Exercise materials »
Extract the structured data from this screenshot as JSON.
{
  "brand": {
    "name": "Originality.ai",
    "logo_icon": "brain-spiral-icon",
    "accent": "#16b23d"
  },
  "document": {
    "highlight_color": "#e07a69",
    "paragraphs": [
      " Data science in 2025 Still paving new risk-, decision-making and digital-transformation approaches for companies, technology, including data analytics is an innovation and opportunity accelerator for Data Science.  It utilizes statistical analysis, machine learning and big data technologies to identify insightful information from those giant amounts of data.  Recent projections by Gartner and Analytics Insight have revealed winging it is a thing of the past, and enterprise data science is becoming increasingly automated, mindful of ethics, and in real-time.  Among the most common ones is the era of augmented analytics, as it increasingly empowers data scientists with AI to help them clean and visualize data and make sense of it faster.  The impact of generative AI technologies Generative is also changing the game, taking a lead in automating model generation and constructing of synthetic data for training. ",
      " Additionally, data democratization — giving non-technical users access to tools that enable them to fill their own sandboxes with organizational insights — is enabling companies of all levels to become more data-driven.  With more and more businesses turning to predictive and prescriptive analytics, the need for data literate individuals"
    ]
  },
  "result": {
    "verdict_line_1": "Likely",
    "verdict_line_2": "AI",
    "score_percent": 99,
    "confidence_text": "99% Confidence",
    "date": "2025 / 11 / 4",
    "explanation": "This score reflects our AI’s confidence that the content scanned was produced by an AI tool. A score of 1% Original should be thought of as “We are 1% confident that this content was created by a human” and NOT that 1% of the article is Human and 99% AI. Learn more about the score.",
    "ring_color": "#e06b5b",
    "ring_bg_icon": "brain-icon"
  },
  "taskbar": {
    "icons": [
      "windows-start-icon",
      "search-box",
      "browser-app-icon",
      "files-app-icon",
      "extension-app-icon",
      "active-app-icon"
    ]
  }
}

What the exercise asks »
Give all of the entries again, word for word.

Response to this exercise »
Extract the structured data from this screenshot as JSON.
{
  "brand": {
    "name": "Originality.ai",
    "logo_icon": "brain-spiral-icon",
    "accent": "#16b23d"
  },
  "document": {
    "highlight_color": "#e07a69",
    "paragraphs": [
      " Data science in 2025 Still paving new risk-, decision-making and digital-transformation approaches for companies, technology, including data analytics is an innovation and opportunity accelerator for Data Science.  It utilizes statistical analysis, machine learning and big data technologies to identify insightful information from those giant amounts of data.  Recent projections by Gartner and Analytics Insight have revealed winging it is a thing of the past, and enterprise data science is becoming increasingly automated, mindful of ethics, and in real-time.  Among the most common ones is the era of augmented analytics, as it increasingly empowers data scientists with AI to help them clean and visualize data and make sense of it faster.  The impact of generative AI technologies Generative is also changing the game, taking a lead in automating model generation and constructing of synthetic data for training. ",
      " Additionally, data democratization — giving non-technical users access to tools that enable them to fill their own sandboxes with organizational insights — is enabling companies of all levels to become more data-driven.  With more and more businesses turning to predictive and prescriptive analytics, the need for data literate individuals"
    ]
  },
  "result": {
    "verdict_line_1": "Likely",
    "verdict_line_2": "AI",
    "score_percent": 99,
    "confidence_text": "99% Confidence",
    "date": "2025 / 11 / 4",
    "explanation": "This score reflects our AI’s confidence that the content scanned was produced by an AI tool. A score of 1% Original should be thought of as “We are 1% confident that this content was created by a human” and NOT that 1% of the article is Human and 99% AI. Learn more about the score.",
    "ring_color": "#e06b5b",
    "ring_bg_icon": "brain-icon"
  },
  "taskbar": {
    "icons": [
      "windows-start-icon",
      "search-box",
      "browser-app-icon",
      "files-app-icon",
      "extension-app-icon",
      "active-app-icon"
    ]
  }
}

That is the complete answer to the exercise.